## START DATA ENTRIES

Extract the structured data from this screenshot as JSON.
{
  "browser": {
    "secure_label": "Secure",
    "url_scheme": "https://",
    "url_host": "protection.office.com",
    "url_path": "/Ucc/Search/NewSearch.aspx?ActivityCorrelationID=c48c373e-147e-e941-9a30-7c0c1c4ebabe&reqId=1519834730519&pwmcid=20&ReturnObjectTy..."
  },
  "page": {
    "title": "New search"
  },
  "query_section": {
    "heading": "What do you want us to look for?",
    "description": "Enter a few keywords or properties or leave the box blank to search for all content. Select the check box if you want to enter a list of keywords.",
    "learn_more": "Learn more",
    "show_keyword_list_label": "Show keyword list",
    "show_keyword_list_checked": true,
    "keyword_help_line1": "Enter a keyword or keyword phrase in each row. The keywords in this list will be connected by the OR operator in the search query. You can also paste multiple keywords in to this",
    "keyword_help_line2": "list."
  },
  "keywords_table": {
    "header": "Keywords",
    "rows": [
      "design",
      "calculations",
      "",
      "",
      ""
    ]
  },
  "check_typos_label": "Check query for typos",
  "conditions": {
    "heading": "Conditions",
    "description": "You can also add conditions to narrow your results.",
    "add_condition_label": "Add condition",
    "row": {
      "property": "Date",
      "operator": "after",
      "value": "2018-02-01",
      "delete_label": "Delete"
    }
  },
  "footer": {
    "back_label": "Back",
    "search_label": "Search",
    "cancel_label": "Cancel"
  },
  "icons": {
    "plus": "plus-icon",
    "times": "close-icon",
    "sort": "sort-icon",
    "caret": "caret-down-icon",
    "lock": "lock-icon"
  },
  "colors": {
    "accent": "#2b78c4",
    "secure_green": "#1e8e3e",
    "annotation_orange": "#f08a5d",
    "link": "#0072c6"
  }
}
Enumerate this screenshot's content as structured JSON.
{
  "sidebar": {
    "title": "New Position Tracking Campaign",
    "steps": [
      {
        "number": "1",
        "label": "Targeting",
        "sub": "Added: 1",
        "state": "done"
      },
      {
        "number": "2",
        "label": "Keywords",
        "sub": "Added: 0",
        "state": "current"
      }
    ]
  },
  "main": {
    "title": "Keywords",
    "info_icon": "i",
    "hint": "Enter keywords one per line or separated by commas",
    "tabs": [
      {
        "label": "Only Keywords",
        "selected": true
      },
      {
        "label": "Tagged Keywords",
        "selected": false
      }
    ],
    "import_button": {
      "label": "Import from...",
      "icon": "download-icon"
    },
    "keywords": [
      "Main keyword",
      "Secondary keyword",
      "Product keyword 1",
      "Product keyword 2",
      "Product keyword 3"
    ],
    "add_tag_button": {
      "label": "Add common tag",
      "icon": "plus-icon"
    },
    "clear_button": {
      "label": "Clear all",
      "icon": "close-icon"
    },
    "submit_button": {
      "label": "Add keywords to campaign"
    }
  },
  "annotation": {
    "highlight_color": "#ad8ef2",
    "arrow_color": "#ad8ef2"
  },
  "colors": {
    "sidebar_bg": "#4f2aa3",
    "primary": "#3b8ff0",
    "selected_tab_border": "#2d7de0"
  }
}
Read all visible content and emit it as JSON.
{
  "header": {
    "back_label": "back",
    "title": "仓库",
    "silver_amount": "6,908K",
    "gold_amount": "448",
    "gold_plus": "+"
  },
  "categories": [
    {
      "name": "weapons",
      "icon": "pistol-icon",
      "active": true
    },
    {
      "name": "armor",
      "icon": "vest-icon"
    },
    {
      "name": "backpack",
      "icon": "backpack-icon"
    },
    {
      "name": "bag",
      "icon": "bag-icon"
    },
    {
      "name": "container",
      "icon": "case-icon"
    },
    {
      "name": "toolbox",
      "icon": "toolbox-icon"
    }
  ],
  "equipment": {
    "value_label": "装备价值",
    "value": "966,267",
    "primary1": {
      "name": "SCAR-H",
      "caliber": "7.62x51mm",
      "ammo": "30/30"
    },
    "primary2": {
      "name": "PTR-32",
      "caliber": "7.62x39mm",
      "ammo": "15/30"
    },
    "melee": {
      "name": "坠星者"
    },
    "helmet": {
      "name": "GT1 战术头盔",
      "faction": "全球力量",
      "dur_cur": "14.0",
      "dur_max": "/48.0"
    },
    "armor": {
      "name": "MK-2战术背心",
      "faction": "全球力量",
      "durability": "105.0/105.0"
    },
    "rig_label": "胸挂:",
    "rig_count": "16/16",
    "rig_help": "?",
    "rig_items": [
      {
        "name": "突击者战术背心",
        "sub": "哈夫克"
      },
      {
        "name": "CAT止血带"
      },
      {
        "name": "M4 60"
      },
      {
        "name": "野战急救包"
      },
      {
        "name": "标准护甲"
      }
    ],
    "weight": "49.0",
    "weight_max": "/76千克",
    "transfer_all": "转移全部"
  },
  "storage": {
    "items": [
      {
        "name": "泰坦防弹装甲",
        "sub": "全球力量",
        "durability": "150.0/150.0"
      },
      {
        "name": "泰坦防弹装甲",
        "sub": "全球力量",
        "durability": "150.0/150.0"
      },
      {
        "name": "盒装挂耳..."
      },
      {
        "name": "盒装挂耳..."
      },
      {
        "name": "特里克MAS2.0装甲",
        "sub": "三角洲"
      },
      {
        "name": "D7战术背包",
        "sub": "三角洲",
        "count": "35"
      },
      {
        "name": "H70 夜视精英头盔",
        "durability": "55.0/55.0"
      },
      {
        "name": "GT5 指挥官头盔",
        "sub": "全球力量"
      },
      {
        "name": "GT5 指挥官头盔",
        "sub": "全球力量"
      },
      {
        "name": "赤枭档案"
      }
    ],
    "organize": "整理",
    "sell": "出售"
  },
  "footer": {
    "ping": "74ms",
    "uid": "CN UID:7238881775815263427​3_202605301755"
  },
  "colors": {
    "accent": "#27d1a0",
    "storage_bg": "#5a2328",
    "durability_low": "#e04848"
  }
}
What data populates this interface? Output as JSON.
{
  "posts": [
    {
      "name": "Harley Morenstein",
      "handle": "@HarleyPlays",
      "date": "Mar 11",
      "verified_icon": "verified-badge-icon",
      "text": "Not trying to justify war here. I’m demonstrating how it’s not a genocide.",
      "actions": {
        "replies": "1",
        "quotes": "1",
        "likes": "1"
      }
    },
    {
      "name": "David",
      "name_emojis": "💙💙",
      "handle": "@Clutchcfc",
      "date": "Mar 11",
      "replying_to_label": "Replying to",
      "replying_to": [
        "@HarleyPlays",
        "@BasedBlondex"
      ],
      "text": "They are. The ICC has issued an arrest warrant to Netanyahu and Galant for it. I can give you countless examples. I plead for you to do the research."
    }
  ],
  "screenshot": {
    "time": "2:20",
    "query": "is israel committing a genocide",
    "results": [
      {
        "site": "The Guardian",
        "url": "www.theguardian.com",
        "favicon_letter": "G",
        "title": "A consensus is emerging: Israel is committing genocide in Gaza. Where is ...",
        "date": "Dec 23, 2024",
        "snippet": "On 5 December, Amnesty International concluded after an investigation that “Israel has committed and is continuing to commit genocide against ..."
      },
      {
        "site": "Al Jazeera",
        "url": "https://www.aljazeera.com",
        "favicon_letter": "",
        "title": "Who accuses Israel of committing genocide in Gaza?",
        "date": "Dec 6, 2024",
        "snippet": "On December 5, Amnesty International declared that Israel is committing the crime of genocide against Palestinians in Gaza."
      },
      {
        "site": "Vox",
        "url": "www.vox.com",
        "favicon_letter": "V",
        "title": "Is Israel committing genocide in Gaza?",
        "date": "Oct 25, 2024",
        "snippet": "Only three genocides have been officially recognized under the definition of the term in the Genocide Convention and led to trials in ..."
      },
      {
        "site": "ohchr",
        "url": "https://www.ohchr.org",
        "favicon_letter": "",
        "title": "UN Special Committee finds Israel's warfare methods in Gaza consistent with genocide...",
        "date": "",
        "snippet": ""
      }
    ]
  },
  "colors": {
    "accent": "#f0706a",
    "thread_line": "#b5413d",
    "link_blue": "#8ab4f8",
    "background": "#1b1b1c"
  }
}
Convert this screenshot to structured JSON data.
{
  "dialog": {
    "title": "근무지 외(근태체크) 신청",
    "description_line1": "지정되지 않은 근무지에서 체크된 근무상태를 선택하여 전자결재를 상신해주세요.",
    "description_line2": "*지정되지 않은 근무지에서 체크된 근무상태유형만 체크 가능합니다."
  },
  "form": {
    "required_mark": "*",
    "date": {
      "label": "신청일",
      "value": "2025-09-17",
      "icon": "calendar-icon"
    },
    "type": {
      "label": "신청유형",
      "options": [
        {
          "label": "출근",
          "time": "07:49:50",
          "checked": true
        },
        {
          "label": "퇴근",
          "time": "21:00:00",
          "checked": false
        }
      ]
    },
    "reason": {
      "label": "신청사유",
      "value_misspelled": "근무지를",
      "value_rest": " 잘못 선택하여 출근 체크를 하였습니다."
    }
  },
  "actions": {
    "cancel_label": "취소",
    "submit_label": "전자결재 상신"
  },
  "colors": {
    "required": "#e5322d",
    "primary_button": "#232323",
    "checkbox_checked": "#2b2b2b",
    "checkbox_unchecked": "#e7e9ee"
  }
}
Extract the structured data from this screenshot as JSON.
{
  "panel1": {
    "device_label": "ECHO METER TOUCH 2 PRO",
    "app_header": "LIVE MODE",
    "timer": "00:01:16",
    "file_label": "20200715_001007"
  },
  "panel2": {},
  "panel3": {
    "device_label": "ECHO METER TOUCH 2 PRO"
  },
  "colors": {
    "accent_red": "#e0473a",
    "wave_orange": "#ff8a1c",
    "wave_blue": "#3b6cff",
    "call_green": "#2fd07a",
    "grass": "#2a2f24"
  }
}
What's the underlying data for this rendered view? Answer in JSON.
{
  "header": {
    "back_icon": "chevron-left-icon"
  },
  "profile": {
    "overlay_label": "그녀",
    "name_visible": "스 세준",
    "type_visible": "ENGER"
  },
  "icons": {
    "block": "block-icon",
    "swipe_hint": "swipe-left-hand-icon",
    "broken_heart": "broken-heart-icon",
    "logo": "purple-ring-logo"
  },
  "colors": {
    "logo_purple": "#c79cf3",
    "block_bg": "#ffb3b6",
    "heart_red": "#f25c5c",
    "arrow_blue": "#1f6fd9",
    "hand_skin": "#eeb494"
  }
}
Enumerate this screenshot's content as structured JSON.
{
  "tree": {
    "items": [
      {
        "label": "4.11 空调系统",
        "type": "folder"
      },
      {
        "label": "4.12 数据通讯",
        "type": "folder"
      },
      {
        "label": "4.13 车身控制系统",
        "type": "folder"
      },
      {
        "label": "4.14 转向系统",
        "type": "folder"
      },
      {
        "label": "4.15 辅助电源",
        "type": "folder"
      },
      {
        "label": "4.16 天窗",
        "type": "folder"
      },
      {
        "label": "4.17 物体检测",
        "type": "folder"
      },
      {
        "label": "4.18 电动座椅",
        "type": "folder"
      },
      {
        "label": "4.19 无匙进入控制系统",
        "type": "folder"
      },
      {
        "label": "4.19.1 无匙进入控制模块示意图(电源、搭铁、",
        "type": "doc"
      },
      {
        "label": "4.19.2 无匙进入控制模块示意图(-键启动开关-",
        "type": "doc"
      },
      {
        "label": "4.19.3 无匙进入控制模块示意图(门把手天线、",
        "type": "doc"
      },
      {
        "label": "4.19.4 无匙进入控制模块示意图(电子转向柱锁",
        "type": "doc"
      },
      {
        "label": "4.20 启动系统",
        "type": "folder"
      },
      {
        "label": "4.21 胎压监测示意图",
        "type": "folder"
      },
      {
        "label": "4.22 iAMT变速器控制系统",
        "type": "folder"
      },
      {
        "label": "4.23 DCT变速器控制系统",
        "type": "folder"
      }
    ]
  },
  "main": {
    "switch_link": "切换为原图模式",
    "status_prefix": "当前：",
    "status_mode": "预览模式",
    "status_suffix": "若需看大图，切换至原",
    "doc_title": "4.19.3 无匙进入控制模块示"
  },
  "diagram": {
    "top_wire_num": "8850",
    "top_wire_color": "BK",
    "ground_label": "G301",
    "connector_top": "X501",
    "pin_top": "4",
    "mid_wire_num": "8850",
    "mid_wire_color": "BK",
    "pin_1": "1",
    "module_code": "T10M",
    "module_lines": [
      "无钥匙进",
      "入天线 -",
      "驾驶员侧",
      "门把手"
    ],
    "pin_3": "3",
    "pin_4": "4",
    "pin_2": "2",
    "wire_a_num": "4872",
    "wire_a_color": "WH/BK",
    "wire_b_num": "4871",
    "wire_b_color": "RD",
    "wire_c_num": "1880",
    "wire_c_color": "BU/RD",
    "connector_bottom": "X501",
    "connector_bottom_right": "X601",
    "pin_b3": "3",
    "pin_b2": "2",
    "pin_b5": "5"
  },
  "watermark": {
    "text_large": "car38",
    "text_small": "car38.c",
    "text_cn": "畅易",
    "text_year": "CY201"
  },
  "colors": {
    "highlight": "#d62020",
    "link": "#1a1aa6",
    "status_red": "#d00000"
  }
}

## END DATA ENTRIES

• _PROBLEM DETAILS_
Using the listing above, state the number of lines that hold "JSON", with no other text.

• _ANSWER IN FULL_
8